-- start of Excerpted data --

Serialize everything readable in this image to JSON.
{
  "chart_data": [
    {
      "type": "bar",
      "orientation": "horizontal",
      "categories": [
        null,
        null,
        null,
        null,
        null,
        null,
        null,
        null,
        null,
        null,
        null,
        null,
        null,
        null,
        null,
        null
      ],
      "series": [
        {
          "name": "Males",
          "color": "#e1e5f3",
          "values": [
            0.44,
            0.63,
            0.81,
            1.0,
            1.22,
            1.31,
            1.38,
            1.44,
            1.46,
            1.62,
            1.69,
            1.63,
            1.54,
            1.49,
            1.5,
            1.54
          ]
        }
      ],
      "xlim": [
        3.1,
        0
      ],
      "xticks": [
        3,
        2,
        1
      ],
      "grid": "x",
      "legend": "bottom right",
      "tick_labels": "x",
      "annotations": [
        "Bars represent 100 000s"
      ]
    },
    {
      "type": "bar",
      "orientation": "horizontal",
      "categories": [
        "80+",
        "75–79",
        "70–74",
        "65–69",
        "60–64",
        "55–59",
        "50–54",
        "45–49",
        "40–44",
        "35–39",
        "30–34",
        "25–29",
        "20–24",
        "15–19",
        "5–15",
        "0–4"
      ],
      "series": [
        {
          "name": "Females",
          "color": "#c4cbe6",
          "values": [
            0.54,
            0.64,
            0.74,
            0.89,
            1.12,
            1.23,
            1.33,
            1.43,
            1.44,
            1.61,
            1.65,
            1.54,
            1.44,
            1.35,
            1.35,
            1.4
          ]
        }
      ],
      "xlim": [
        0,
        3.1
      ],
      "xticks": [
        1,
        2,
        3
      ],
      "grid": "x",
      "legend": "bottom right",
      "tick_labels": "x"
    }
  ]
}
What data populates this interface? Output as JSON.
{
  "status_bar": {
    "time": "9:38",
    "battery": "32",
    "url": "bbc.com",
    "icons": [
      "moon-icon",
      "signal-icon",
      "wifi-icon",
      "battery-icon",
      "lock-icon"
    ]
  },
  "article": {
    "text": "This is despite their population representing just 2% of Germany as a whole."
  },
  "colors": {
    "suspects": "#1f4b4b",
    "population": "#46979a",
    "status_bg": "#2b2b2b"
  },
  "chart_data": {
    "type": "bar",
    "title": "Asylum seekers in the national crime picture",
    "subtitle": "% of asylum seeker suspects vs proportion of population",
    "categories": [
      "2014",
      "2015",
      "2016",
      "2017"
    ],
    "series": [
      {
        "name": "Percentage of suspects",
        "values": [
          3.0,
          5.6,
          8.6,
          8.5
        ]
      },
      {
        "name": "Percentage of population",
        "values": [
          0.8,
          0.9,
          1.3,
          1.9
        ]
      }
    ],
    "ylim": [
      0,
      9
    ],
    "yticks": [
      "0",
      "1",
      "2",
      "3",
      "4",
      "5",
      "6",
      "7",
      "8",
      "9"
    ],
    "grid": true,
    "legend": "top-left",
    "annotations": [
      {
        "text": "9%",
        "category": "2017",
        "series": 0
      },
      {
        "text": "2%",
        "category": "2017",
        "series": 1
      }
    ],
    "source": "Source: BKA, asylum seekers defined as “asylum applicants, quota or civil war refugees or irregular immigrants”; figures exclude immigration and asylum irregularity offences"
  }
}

-- end of Excerpted data --

__Objective__
Repeat the data verbatim.

__Result__
Serialize everything readable in this image to JSON.
{
  "chart_data": [
    {
      "type": "bar",
      "orientation": "horizontal",
      "categories": [
        null,
        null,
        null,
        null,
        null,
        null,
        null,
        null,
        null,
        null,
        null,
        null,
        null,
        null,
        null,
        null
      ],
      "series": [
        {
          "name": "Males",
          "color": "#e1e5f3",
          "values": [
            0.44,
            0.63,
            0.81,
            1.0,
            1.22,
            1.31,
            1.38,
            1.44,
            1.46,
            1.62,
            1.69,
            1.63,
            1.54,
            1.49,
            1.5,
            1.54
          ]
        }
      ],
      "xlim": [
        3.1,
        0
      ],
      "xticks": [
        3,
        2,
        1
      ],
      "grid": "x",
      "legend": "bottom right",
      "tick_labels": "x",
      "annotations": [
        "Bars represent 100 000s"
      ]
    },
    {
      "type": "bar",
      "orientation": "horizontal",
      "categories": [
        "80+",
        "75–79",
        "70–74",
        "65–69",
        "60–64",
        "55–59",
        "50–54",
        "45–49",
        "40–44",
        "35–39",
        "30–34",
        "25–29",
        "20–24",
        "15–19",
        "5–15",
        "0–4"
      ],
      "series": [
        {
          "name": "Females",
          "color": "#c4cbe6",
          "values": [
            0.54,
            0.64,
            0.74,
            0.89,
            1.12,
            1.23,
            1.33,
            1.43,
            1.44,
            1.61,
            1.65,
            1.54,
            1.44,
            1.35,
            1.35,
            1.4
          ]
        }
      ],
      "xlim": [
        0,
        3.1
      ],
      "xticks": [
        1,
        2,
        3
      ],
      "grid": "x",
      "legend": "bottom right",
      "tick_labels": "x"
    }
  ]
}
What data populates this interface? Output as JSON.
{
  "status_bar": {
    "time": "9:38",
    "battery": "32",
    "url": "bbc.com",
    "icons": [
      "moon-icon",
      "signal-icon",
      "wifi-icon",
      "battery-icon",
      "lock-icon"
    ]
  },
  "article": {
    "text": "This is despite their population representing just 2% of Germany as a whole."
  },
  "colors": {
    "suspects": "#1f4b4b",
    "population": "#46979a",
    "status_bg": "#2b2b2b"
  },
  "chart_data": {
    "type": "bar",
    "title": "Asylum seekers in the national crime picture",
    "subtitle": "% of asylum seeker suspects vs proportion of population",
    "categories": [
      "2014",
      "2015",
      "2016",
      "2017"
    ],
    "series": [
      {
        "name": "Percentage of suspects",
        "values": [
          3.0,
          5.6,
          8.6,
          8.5
        ]
      },
      {
        "name": "Percentage of population",
        "values": [
          0.8,
          0.9,
          1.3,
          1.9
        ]
      }
    ],
    "ylim": [
      0,
      9
    ],
    "yticks": [
      "0",
      "1",
      "2",
      "3",
      "4",
      "5",
      "6",
      "7",
      "8",
      "9"
    ],
    "grid": true,
    "legend": "top-left",
    "annotations": [
      {
        "text": "9%",
        "category": "2017",
        "series": 0
      },
      {
        "text": "2%",
        "category": "2017",
        "series": 1
      }
    ],
    "source": "Source: BKA, asylum seekers defined as “asylum applicants, quota or civil war refugees or irregular immigrants”; figures exclude immigration and asylum irregularity offences"
  }
}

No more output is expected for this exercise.